● **Data section**:
◇ ◇ ◇ ◇ ◇ ◇ ◇
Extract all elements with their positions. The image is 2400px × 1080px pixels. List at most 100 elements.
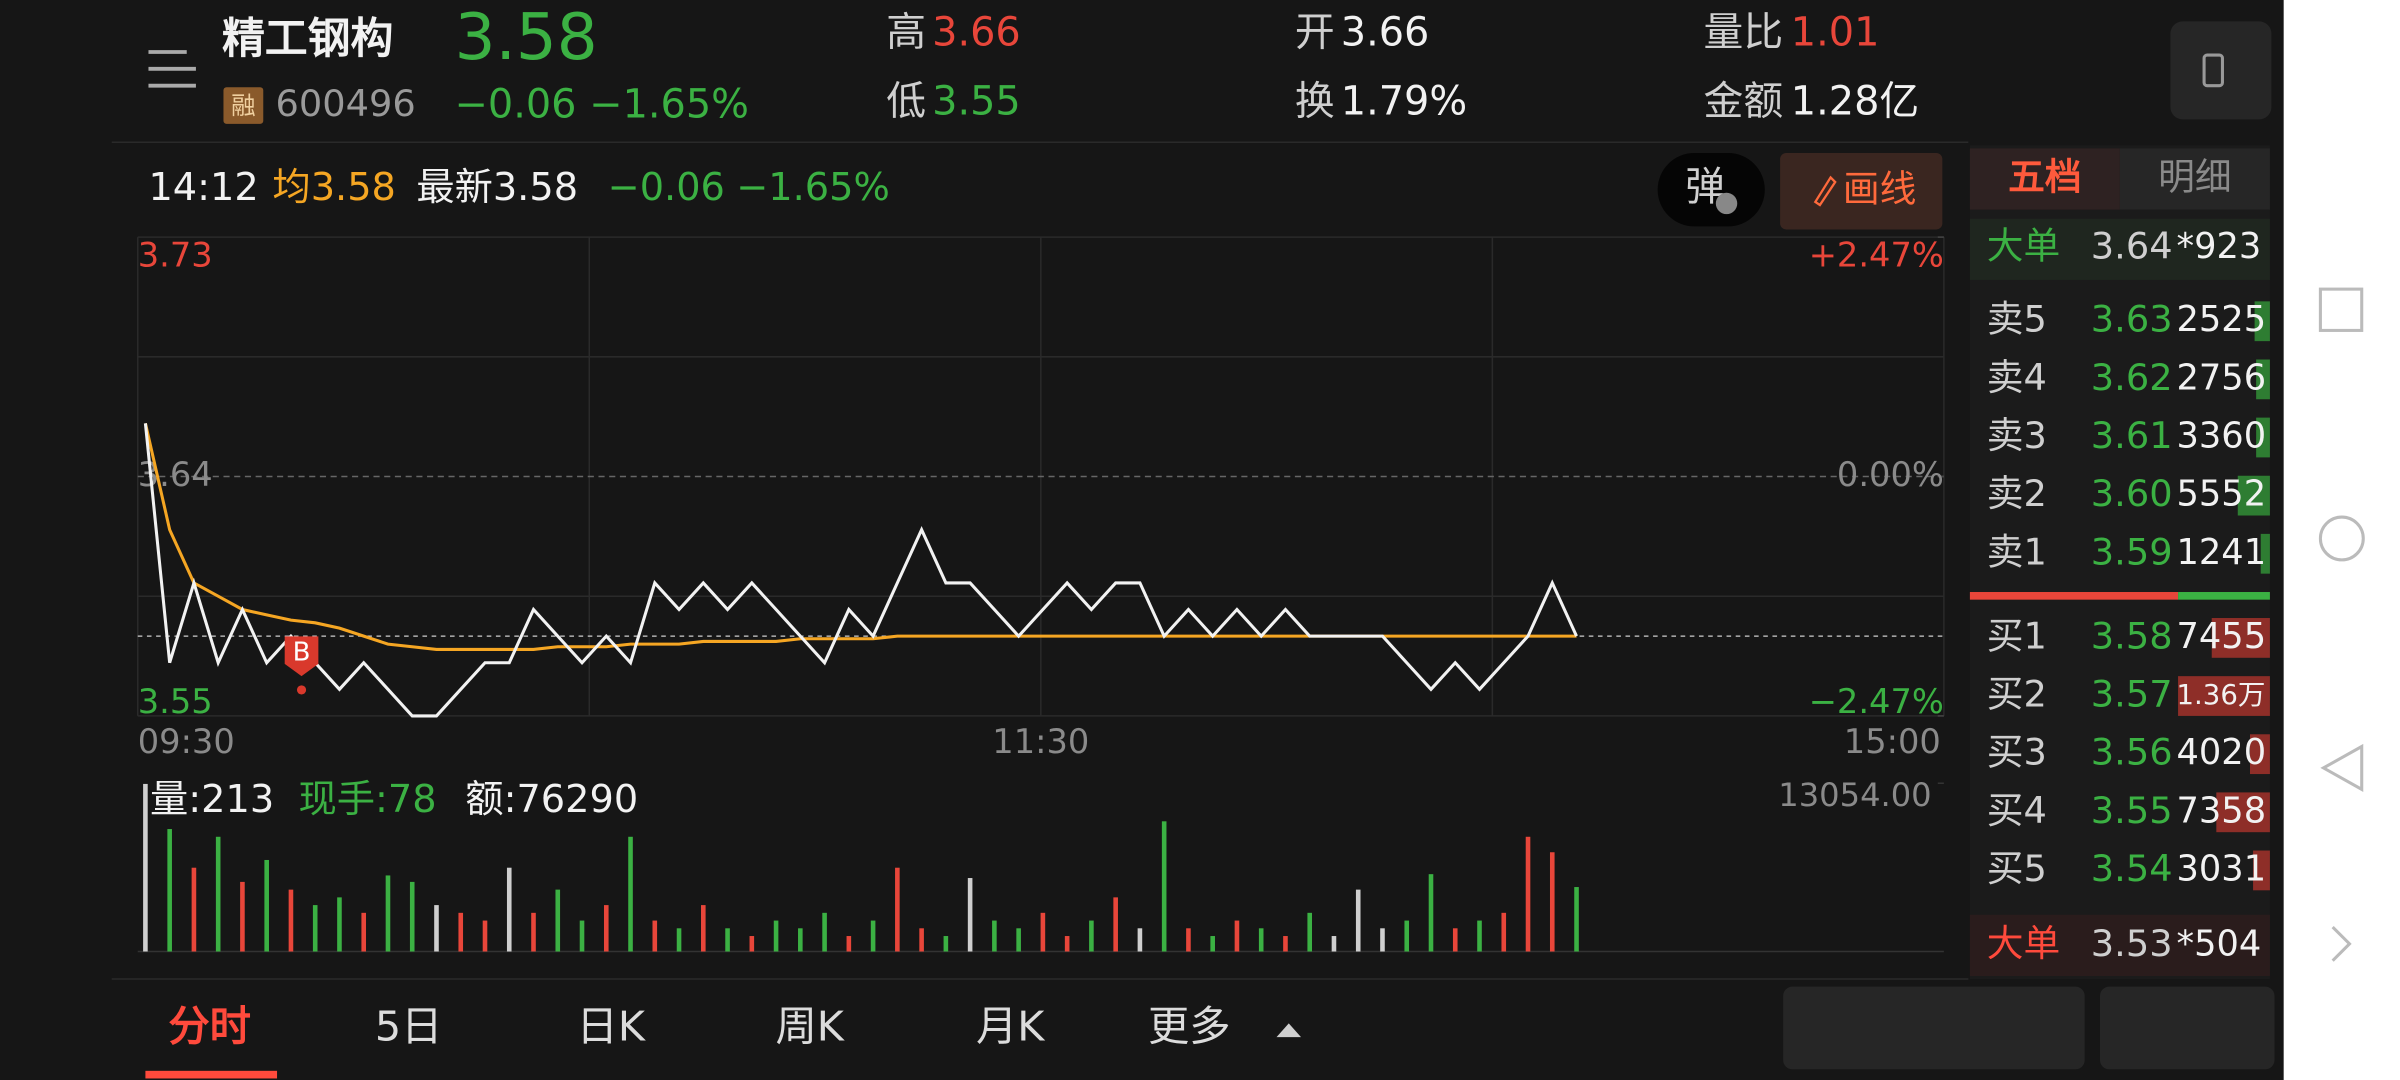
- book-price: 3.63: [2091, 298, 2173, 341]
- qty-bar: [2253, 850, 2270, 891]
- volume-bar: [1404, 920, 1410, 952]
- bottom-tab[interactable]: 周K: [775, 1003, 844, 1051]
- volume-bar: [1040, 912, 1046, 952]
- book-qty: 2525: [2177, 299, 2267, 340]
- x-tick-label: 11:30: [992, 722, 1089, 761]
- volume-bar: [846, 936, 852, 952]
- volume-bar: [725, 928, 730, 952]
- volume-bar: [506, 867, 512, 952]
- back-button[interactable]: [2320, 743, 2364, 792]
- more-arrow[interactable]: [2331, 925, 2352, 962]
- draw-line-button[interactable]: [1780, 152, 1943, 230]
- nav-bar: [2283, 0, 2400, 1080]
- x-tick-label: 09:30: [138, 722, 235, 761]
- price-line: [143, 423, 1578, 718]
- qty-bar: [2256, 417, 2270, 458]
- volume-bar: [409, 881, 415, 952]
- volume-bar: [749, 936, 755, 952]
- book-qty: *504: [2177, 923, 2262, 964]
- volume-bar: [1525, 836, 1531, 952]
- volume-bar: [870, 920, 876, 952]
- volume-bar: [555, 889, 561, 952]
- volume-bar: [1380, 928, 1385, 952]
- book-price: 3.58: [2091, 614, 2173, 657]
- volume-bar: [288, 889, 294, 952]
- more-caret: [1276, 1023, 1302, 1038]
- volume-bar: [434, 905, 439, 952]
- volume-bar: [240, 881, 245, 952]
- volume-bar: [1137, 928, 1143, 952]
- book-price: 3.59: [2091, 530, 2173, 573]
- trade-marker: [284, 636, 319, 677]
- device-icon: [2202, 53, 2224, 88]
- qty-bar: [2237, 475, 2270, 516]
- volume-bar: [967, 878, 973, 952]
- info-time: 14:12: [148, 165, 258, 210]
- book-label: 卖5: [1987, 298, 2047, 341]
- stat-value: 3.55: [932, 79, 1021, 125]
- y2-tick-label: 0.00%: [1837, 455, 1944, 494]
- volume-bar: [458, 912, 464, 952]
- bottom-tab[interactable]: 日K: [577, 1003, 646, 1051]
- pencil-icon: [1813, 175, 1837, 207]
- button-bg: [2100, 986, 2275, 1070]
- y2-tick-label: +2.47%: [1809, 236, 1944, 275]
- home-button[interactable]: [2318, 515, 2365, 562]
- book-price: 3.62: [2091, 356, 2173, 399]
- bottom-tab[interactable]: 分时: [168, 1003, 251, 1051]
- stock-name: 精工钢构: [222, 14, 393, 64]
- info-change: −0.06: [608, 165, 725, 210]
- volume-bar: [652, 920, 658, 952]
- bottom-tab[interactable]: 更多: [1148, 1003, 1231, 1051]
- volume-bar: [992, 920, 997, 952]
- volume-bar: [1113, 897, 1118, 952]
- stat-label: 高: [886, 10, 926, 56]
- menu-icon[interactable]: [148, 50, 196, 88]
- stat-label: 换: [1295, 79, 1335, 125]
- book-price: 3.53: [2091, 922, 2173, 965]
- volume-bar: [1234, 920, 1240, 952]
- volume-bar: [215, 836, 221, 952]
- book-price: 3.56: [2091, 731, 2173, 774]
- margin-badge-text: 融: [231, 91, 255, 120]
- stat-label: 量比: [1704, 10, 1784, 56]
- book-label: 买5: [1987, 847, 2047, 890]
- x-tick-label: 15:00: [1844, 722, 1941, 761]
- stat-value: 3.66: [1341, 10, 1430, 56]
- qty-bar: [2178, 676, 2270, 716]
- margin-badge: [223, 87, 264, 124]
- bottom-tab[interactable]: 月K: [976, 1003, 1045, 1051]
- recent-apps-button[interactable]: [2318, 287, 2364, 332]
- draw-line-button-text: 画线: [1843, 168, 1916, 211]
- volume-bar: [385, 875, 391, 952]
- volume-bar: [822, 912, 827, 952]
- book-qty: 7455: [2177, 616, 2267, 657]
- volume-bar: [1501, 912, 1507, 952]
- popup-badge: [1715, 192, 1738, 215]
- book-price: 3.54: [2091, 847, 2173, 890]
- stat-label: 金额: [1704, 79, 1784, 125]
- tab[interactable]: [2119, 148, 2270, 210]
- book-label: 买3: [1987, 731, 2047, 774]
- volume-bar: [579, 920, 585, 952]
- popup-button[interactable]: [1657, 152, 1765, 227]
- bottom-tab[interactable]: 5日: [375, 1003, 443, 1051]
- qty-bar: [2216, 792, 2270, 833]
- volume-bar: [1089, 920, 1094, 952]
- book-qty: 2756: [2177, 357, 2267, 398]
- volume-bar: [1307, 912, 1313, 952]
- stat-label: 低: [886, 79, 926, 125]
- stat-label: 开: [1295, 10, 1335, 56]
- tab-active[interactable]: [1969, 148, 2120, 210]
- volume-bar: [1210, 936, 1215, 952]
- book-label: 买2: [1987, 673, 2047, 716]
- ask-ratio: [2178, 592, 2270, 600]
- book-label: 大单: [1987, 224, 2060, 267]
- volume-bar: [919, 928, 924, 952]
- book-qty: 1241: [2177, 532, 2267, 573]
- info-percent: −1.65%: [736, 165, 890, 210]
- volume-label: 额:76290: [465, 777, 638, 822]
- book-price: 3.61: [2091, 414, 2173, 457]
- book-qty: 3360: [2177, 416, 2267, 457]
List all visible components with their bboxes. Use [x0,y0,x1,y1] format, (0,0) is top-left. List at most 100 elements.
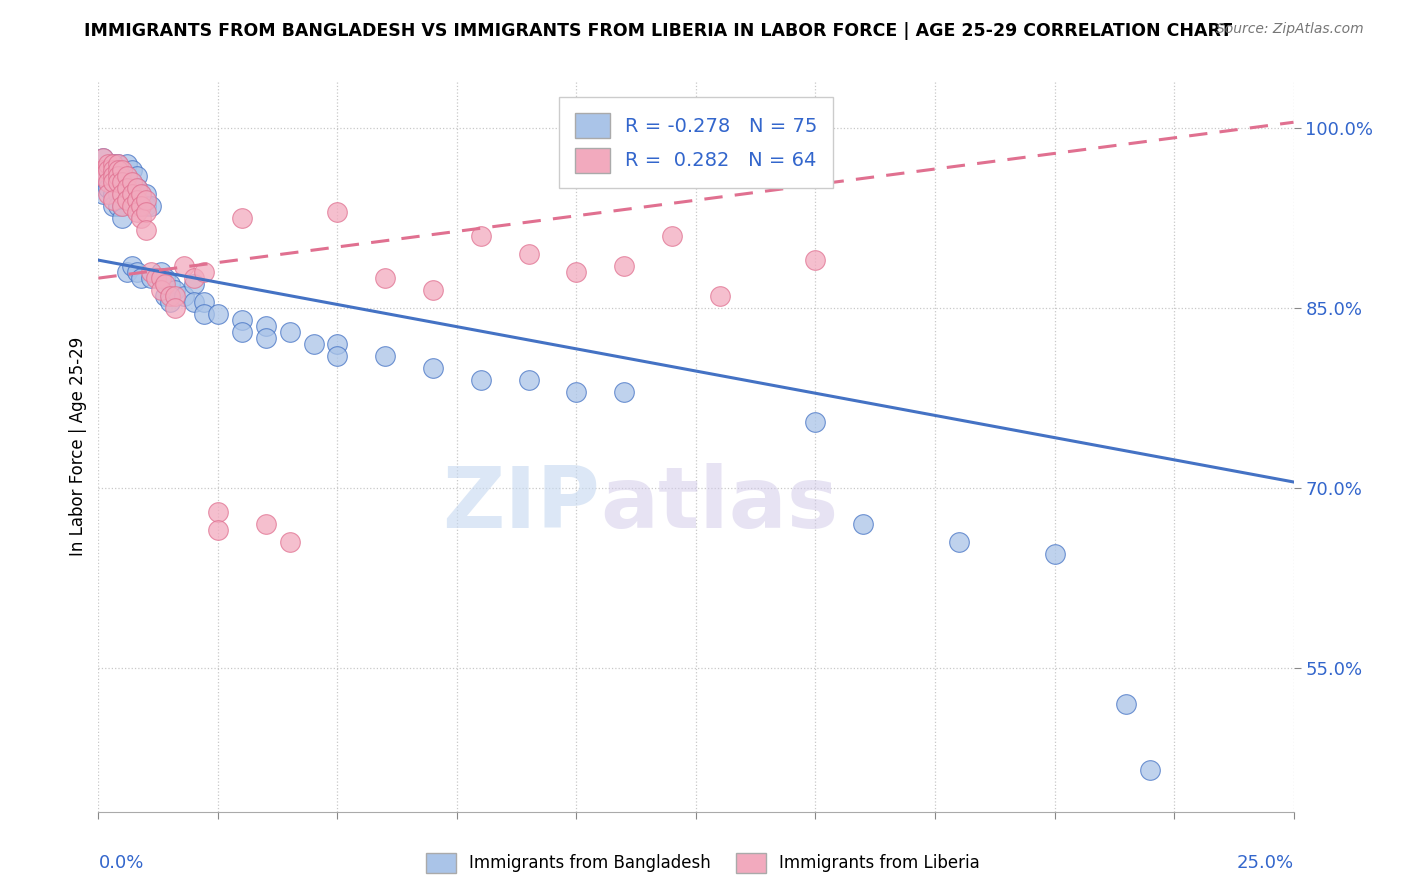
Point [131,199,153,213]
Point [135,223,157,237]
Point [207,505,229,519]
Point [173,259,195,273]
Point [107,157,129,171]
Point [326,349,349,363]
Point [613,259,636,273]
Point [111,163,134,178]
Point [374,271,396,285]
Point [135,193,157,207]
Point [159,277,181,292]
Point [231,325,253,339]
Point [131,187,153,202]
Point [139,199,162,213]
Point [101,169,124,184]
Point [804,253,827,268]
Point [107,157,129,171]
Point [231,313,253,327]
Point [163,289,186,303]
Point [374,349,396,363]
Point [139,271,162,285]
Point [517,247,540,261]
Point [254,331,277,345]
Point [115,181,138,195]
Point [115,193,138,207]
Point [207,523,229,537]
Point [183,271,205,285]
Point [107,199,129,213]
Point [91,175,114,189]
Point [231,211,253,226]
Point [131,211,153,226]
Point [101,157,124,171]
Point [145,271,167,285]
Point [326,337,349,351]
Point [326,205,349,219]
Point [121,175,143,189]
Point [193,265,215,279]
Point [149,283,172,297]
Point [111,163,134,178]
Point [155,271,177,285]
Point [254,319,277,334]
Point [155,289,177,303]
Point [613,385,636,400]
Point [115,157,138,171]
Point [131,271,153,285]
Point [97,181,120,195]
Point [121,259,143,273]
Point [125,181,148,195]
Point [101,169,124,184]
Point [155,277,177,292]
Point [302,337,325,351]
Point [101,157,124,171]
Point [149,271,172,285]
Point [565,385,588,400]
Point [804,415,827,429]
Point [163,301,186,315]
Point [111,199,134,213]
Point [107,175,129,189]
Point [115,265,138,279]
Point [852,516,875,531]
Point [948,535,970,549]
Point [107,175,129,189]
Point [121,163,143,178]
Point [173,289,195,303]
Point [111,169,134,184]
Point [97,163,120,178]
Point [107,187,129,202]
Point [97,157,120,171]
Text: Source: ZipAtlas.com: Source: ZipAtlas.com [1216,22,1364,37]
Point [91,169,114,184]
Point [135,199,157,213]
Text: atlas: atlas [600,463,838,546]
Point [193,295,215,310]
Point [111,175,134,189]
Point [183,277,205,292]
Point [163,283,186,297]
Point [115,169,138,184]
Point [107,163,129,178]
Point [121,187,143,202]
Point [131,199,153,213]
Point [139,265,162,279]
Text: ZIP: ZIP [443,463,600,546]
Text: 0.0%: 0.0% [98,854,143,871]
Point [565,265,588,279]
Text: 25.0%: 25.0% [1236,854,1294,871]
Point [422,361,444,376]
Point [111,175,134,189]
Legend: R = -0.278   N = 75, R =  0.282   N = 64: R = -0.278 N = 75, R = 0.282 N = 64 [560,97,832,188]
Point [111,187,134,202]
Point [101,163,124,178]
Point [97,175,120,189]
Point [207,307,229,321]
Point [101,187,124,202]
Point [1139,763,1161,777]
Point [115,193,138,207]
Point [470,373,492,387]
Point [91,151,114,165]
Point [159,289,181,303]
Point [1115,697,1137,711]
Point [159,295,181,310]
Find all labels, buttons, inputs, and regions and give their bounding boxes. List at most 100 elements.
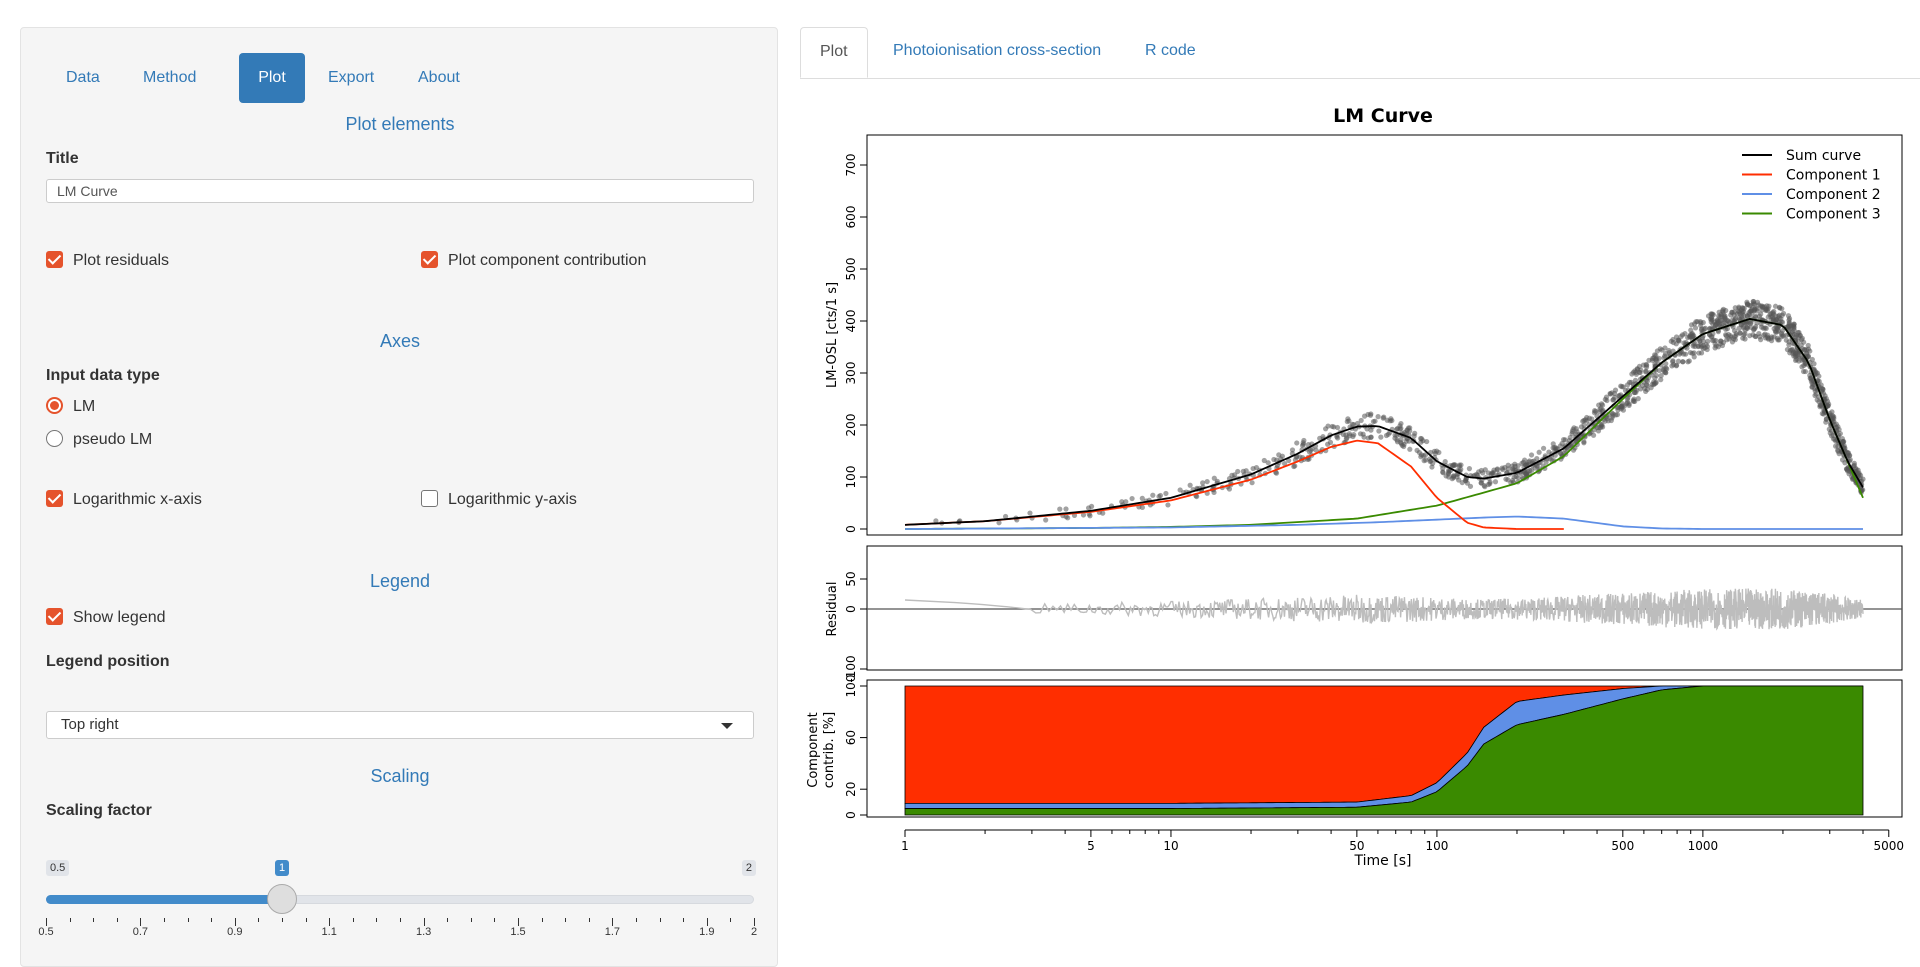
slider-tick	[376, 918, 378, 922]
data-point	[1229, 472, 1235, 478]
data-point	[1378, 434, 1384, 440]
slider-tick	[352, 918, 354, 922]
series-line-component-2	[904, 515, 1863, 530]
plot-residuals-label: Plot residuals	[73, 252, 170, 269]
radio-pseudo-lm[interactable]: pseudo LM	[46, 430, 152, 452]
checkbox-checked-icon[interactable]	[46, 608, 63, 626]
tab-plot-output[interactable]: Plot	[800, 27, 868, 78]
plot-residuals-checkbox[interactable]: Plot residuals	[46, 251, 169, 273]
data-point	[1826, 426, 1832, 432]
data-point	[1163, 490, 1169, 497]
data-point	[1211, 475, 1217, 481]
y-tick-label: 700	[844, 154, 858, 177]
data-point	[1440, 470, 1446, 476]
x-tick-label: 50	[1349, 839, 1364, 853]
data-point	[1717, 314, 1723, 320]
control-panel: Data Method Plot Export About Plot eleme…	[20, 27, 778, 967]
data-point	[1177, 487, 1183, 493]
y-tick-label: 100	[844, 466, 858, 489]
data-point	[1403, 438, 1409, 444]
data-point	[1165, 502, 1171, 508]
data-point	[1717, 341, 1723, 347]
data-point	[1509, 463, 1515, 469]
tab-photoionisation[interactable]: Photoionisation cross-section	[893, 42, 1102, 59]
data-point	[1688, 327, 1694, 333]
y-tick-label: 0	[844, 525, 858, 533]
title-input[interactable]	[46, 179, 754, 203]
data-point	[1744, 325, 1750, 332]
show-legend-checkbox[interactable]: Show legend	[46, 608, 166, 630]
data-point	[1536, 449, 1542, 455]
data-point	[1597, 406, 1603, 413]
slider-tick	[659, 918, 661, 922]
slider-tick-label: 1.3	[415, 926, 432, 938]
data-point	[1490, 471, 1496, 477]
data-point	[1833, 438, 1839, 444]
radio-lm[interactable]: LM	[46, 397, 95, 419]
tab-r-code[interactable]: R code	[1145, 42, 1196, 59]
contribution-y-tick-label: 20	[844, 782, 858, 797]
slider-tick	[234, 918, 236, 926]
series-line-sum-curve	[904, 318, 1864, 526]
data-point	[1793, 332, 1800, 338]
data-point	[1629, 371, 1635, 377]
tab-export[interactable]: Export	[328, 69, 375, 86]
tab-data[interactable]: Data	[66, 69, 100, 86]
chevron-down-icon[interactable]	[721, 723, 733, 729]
◇ ◇ ◇ ◇ ◇ ◇ ◇
● **Job**: Copy the lines from the one containing "918, 378, 922]" through the final line, including both ends, reproducing each character for character.

● **The reply**:
slider-tick	[376, 918, 378, 922]
data-point	[1229, 472, 1235, 478]
data-point	[1378, 434, 1384, 440]
slider-tick	[352, 918, 354, 922]
series-line-component-2	[904, 515, 1863, 530]
plot-residuals-label: Plot residuals	[73, 252, 170, 269]
radio-pseudo-lm[interactable]: pseudo LM	[46, 430, 152, 452]
checkbox-checked-icon[interactable]	[46, 608, 63, 626]
tab-plot-output[interactable]: Plot	[800, 27, 868, 78]
plot-residuals-checkbox[interactable]: Plot residuals	[46, 251, 169, 273]
data-point	[1826, 426, 1832, 432]
data-point	[1163, 490, 1169, 497]
data-point	[1211, 475, 1217, 481]
y-tick-label: 700	[844, 154, 858, 177]
data-point	[1440, 470, 1446, 476]
x-tick-label: 50	[1349, 839, 1364, 853]
data-point	[1717, 314, 1723, 320]
control-panel: Data Method Plot Export About Plot eleme…	[20, 27, 778, 967]
data-point	[1177, 487, 1183, 493]
y-tick-label: 100	[844, 466, 858, 489]
data-point	[1403, 438, 1409, 444]
data-point	[1165, 502, 1171, 508]
data-point	[1717, 341, 1723, 347]
data-point	[1509, 463, 1515, 469]
tab-photoionisation[interactable]: Photoionisation cross-section	[893, 42, 1102, 59]
data-point	[1688, 327, 1694, 333]
y-tick-label: 0	[844, 525, 858, 533]
title-input[interactable]	[46, 179, 754, 203]
data-point	[1744, 325, 1750, 332]
show-legend-checkbox[interactable]: Show legend	[46, 608, 166, 630]
data-point	[1536, 449, 1542, 455]
data-point	[1597, 406, 1603, 413]
slider-tick	[659, 918, 661, 922]
slider-tick-label: 1.3	[415, 926, 432, 938]
data-point	[1490, 471, 1496, 477]
data-point	[1833, 438, 1839, 444]
radio-lm[interactable]: LM	[46, 397, 95, 419]
tab-r-code[interactable]: R code	[1145, 42, 1196, 59]
contribution-y-tick-label: 20	[844, 782, 858, 797]
slider-tick	[234, 918, 236, 926]
series-line-sum-curve	[904, 318, 1864, 526]
data-point	[1793, 332, 1800, 338]
data-point	[1629, 371, 1635, 377]
tab-export[interactable]: Export	[328, 69, 375, 86]
tab-data[interactable]: Data	[66, 69, 100, 86]
chevron-down-icon[interactable]	[721, 723, 733, 729]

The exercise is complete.